- THE TASK:
Copy all lines below containing "được".

Collected data entries

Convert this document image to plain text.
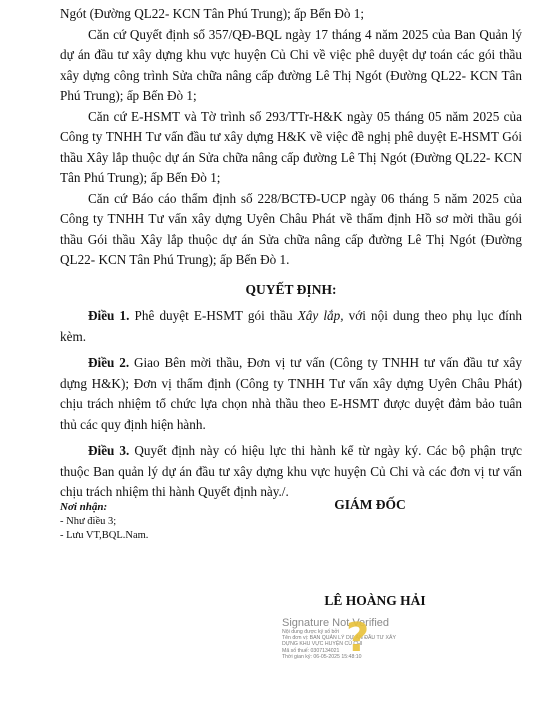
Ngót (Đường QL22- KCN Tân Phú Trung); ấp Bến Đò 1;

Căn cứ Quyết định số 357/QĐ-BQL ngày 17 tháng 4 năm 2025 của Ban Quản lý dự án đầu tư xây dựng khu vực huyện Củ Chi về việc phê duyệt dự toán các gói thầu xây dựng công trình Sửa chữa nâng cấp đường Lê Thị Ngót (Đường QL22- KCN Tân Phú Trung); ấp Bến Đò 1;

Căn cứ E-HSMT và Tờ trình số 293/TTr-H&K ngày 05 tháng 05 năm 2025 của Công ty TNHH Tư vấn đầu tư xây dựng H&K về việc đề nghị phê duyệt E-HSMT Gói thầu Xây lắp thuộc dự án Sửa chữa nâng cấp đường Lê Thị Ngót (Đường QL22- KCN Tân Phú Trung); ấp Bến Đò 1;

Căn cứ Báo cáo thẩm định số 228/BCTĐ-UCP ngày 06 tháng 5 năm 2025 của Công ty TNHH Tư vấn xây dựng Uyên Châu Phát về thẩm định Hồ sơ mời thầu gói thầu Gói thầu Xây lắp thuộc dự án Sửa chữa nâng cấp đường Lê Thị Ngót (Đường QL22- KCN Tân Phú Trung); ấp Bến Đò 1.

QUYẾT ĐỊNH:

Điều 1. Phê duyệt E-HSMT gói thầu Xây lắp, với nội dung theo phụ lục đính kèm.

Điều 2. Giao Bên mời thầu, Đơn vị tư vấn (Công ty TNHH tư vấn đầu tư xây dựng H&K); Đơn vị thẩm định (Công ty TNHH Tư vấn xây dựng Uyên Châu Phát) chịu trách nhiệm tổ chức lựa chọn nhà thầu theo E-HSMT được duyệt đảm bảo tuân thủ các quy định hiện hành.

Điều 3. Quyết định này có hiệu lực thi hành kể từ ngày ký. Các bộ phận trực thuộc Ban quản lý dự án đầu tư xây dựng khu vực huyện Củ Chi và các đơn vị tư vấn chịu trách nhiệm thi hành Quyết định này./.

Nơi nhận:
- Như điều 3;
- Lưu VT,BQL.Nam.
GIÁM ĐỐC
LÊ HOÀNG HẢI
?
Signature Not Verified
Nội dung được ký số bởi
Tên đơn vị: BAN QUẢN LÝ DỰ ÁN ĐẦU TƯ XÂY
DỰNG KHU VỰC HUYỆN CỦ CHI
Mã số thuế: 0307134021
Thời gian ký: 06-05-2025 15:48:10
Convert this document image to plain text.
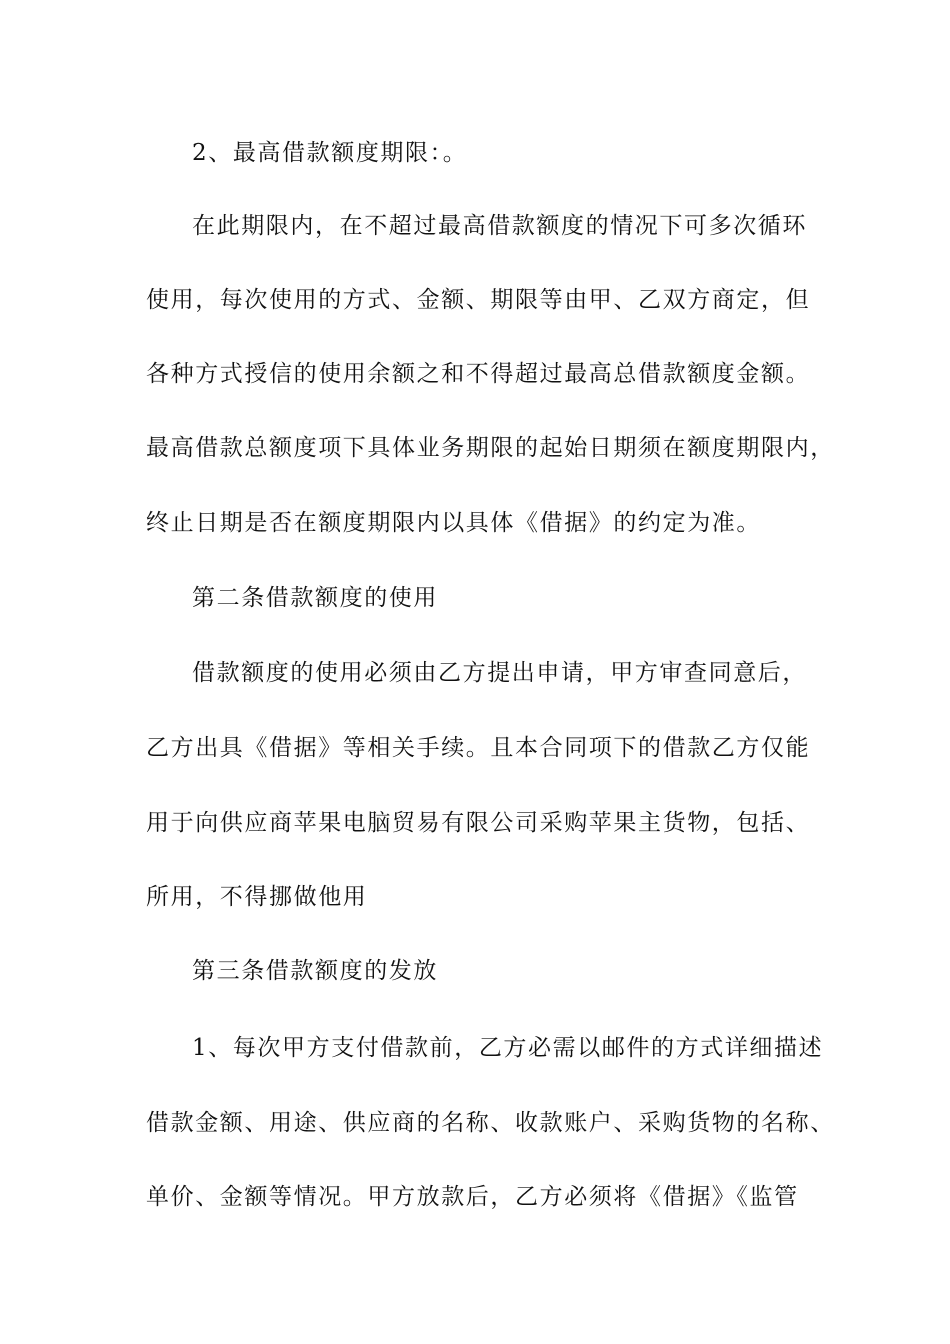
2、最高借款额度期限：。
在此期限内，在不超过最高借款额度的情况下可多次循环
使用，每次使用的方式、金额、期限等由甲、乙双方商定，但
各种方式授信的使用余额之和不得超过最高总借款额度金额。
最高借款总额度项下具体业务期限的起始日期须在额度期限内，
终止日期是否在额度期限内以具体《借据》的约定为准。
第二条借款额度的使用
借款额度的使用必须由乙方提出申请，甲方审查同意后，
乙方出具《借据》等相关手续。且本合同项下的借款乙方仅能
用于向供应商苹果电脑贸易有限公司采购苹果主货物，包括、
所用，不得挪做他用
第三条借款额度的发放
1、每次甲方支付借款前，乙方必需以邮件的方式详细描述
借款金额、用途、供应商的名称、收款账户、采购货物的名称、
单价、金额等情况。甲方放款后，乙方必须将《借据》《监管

- WRITTEN SOLUTION:
Điều 2. Giao Bên mời thầu, Đơn vị tư vấn (Công ty TNHH tư vấn đầu tư xây dựng H&K); Đơn vị thẩm định (Công ty TNHH Tư vấn xây dựng Uyên Châu Phát) chịu trách nhiệm tổ chức lựa chọn nhà thầu theo E-HSMT được duyệt đảm bảo tuân thủ các quy định hiện hành.
Nội dung được ký số bởi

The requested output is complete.